— Begin —
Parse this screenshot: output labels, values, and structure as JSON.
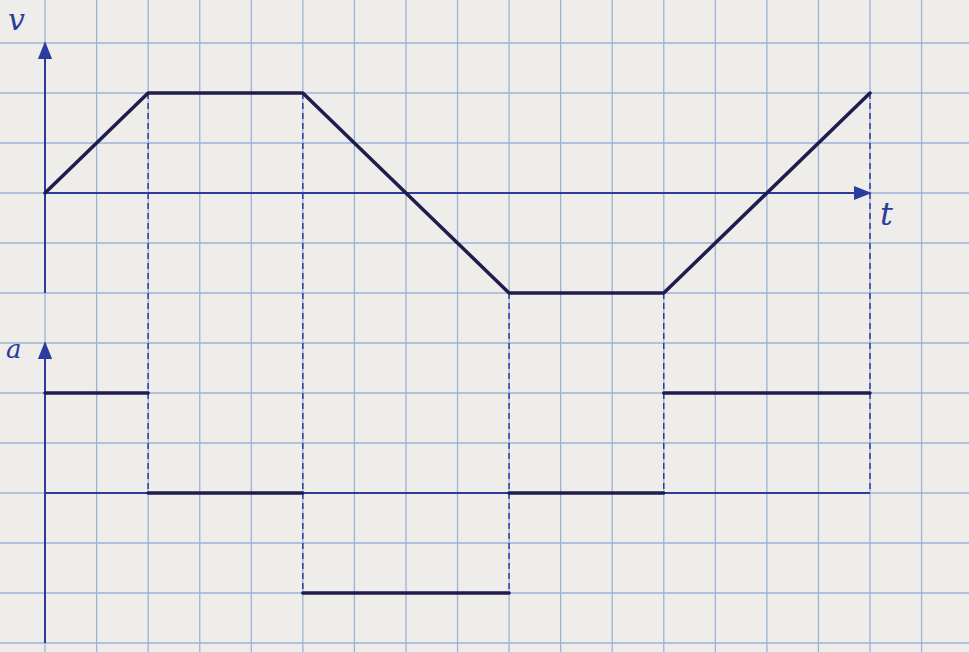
{
  "chart_data": [
    {
      "type": "line",
      "ylabel": "v",
      "xlabel": "t",
      "x": [
        0,
        2,
        5,
        9,
        12,
        16
      ],
      "values": [
        0,
        2,
        2,
        -2,
        -2,
        2
      ],
      "xlim": [
        0,
        16
      ],
      "ylim": [
        -2,
        3
      ],
      "tick_labels": false,
      "color": "#1f1d4e"
    },
    {
      "type": "step",
      "ylabel": "a",
      "bins": [
        0,
        2,
        5,
        9,
        12,
        16
      ],
      "values": [
        2,
        0,
        -2,
        0,
        2
      ],
      "xlim": [
        0,
        16
      ],
      "ylim": [
        -3,
        3
      ],
      "tick_labels": false,
      "color": "#1f1d4e"
    }
  ]
}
— End —
TO DO »
Copy the records above exactly. The pictures are not part of the copy.

ANSWER TO THIS EXERCISE »
Parse this screenshot: output labels, values, and structure as JSON.
{
  "chart_data": [
    {
      "type": "line",
      "ylabel": "v",
      "xlabel": "t",
      "x": [
        0,
        2,
        5,
        9,
        12,
        16
      ],
      "values": [
        0,
        2,
        2,
        -2,
        -2,
        2
      ],
      "xlim": [
        0,
        16
      ],
      "ylim": [
        -2,
        3
      ],
      "tick_labels": false,
      "color": "#1f1d4e"
    },
    {
      "type": "step",
      "ylabel": "a",
      "bins": [
        0,
        2,
        5,
        9,
        12,
        16
      ],
      "values": [
        2,
        0,
        -2,
        0,
        2
      ],
      "xlim": [
        0,
        16
      ],
      "ylim": [
        -3,
        3
      ],
      "tick_labels": false,
      "color": "#1f1d4e"
    }
  ]
}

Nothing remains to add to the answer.